▶ **DO THIS**: Copy every line from the material below that holds "Edit".

* start DATA PROVIDED *

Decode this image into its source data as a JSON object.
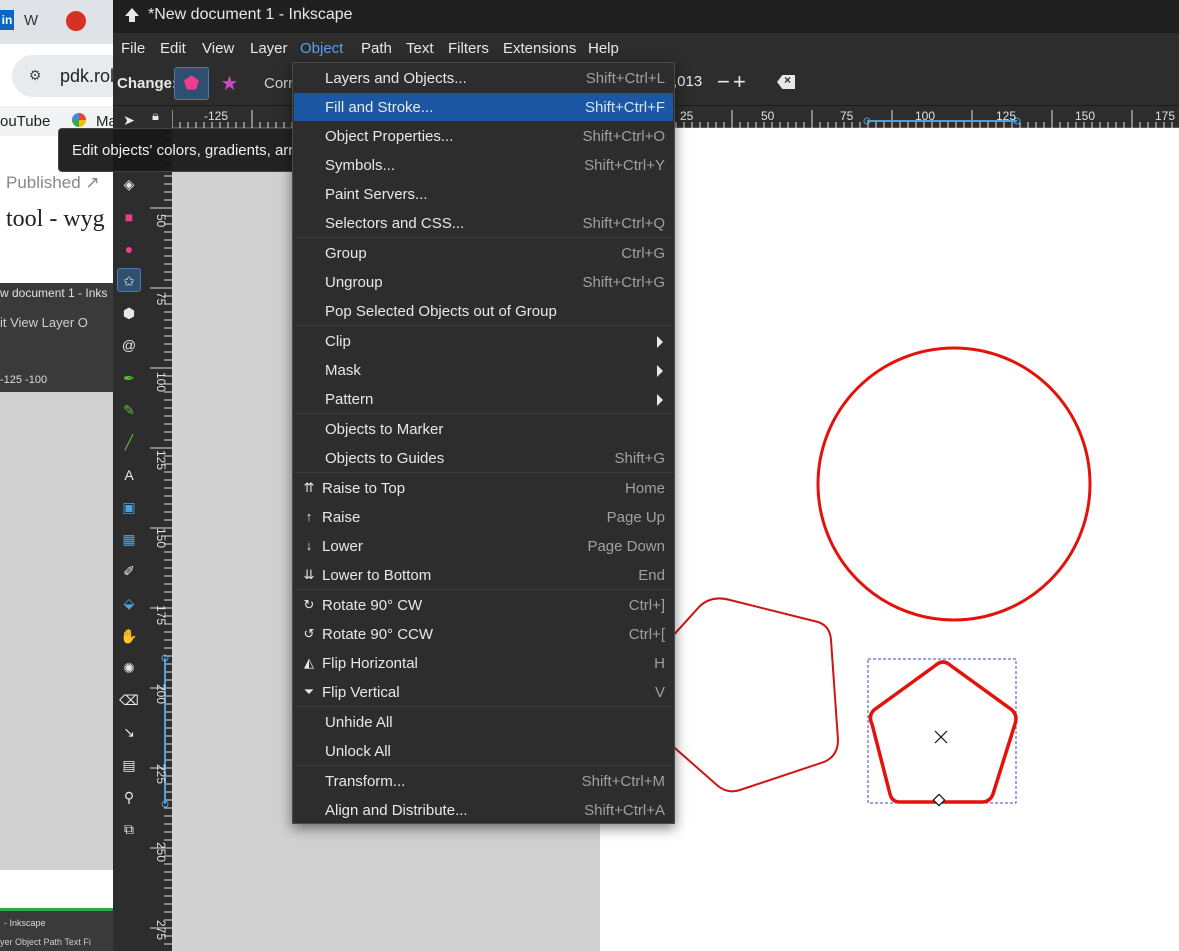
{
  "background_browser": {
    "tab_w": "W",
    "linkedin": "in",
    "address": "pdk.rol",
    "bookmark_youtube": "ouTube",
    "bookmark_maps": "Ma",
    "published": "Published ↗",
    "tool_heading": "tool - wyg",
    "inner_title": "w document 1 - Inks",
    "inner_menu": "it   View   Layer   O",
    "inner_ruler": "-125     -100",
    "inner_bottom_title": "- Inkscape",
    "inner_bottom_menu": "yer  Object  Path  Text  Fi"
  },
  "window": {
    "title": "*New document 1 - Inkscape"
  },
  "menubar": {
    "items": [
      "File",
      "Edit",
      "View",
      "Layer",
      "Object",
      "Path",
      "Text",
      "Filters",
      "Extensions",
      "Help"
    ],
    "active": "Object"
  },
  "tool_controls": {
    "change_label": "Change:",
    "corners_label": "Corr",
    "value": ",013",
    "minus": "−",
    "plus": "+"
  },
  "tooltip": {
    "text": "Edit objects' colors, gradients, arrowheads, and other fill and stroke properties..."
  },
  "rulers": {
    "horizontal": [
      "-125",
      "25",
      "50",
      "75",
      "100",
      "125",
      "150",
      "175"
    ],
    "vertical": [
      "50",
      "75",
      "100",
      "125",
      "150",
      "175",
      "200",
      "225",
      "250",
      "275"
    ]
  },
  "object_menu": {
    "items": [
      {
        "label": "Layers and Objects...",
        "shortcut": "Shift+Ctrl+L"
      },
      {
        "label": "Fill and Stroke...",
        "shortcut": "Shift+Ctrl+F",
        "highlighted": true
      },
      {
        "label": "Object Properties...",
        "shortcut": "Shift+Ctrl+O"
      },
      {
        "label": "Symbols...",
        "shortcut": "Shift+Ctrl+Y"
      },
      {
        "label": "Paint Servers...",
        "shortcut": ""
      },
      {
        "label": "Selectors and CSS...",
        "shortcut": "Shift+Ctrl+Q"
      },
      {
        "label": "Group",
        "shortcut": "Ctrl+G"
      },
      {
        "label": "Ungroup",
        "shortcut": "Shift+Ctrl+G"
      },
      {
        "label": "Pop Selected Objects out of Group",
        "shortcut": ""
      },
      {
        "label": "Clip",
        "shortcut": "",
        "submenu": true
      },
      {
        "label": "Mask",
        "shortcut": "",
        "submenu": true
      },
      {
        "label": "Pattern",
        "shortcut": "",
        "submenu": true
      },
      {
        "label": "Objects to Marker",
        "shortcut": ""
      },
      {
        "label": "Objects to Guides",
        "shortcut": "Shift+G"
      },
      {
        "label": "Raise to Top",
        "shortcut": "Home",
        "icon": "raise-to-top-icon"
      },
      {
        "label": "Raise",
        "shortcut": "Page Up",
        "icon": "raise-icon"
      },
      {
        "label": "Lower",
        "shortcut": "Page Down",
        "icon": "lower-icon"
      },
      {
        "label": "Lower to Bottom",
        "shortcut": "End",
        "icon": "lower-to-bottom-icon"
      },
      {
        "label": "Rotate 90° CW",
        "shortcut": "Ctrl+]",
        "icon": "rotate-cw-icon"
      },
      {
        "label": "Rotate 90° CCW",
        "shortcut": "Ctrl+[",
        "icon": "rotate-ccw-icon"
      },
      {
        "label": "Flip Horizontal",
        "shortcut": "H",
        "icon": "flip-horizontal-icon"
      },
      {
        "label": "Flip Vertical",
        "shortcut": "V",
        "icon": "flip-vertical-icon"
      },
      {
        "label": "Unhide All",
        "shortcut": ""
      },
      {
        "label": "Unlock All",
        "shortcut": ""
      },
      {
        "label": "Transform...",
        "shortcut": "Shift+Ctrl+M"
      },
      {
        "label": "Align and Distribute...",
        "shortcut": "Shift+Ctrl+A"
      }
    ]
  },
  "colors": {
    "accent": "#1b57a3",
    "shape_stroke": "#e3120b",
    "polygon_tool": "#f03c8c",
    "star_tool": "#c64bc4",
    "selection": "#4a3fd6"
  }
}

* end DATA PROVIDED *
* start DATA PROVIDED *

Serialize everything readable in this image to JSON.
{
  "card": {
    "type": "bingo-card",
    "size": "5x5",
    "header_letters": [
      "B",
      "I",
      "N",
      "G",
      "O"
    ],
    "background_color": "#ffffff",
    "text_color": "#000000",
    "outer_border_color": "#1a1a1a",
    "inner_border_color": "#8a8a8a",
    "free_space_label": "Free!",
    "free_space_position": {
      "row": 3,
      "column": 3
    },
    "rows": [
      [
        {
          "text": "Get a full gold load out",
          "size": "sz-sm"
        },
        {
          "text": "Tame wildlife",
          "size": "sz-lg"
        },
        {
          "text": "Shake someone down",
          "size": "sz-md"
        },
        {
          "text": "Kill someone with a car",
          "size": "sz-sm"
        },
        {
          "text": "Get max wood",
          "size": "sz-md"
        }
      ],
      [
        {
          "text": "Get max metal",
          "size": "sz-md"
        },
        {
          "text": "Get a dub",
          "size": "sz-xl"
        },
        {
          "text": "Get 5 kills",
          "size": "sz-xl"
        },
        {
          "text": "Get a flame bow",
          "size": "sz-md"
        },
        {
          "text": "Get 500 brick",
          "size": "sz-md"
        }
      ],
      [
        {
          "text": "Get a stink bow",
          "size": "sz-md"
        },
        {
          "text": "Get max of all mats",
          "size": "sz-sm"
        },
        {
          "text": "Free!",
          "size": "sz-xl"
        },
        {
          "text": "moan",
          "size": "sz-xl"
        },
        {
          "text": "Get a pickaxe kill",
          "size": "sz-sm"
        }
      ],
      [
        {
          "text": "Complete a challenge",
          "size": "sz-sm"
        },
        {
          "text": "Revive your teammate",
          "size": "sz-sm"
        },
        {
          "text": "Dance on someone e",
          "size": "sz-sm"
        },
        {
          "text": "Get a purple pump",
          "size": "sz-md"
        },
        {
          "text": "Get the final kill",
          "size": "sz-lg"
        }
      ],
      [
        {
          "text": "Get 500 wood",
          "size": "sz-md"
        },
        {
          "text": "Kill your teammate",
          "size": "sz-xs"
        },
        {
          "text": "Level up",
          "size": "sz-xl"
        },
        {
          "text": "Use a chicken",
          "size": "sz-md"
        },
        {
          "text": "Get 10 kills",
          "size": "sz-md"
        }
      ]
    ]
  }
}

* end DATA PROVIDED *
* start DATA PROVIDED *

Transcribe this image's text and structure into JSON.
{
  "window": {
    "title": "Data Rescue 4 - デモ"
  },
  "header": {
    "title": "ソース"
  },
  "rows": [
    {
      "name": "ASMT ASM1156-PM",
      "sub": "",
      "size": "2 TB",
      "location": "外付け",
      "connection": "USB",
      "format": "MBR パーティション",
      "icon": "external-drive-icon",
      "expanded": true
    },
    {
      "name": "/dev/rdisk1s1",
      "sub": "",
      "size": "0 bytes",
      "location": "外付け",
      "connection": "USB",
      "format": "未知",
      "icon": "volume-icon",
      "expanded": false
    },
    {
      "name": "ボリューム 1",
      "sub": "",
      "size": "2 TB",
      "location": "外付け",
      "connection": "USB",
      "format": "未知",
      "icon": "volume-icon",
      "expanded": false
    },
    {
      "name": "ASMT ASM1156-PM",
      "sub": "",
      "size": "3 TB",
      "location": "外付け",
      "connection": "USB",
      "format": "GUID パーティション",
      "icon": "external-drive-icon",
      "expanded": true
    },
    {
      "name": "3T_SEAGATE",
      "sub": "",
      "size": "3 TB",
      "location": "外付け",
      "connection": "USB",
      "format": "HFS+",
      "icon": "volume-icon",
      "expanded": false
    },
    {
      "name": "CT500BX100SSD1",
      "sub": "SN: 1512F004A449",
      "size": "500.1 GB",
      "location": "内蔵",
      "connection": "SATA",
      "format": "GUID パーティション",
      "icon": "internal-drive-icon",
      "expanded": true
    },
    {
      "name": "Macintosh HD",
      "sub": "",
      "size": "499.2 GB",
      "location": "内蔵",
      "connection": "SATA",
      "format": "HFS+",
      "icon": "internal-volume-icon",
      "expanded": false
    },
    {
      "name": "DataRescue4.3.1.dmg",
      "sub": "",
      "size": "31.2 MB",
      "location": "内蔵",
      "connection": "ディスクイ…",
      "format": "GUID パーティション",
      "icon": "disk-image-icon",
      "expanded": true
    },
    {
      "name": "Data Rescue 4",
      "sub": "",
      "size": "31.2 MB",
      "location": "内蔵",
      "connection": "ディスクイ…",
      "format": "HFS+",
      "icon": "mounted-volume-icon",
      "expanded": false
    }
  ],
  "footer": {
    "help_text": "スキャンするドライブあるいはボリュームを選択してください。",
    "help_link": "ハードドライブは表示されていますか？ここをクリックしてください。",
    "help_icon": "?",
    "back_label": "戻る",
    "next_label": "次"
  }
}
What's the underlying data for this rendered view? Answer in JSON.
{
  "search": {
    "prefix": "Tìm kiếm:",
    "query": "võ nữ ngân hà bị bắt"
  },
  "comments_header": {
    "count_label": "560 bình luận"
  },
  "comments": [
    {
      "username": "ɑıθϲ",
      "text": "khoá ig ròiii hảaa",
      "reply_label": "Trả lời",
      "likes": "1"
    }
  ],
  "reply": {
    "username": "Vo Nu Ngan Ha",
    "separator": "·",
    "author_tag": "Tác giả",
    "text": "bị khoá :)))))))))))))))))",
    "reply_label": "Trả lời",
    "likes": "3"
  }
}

* end DATA PROVIDED *

▶ **EXERCISE SOLUTION**:
      "Edit",
    "text": "Edit objects' colors, gradients, arrowheads, and other fill and stroke properties..."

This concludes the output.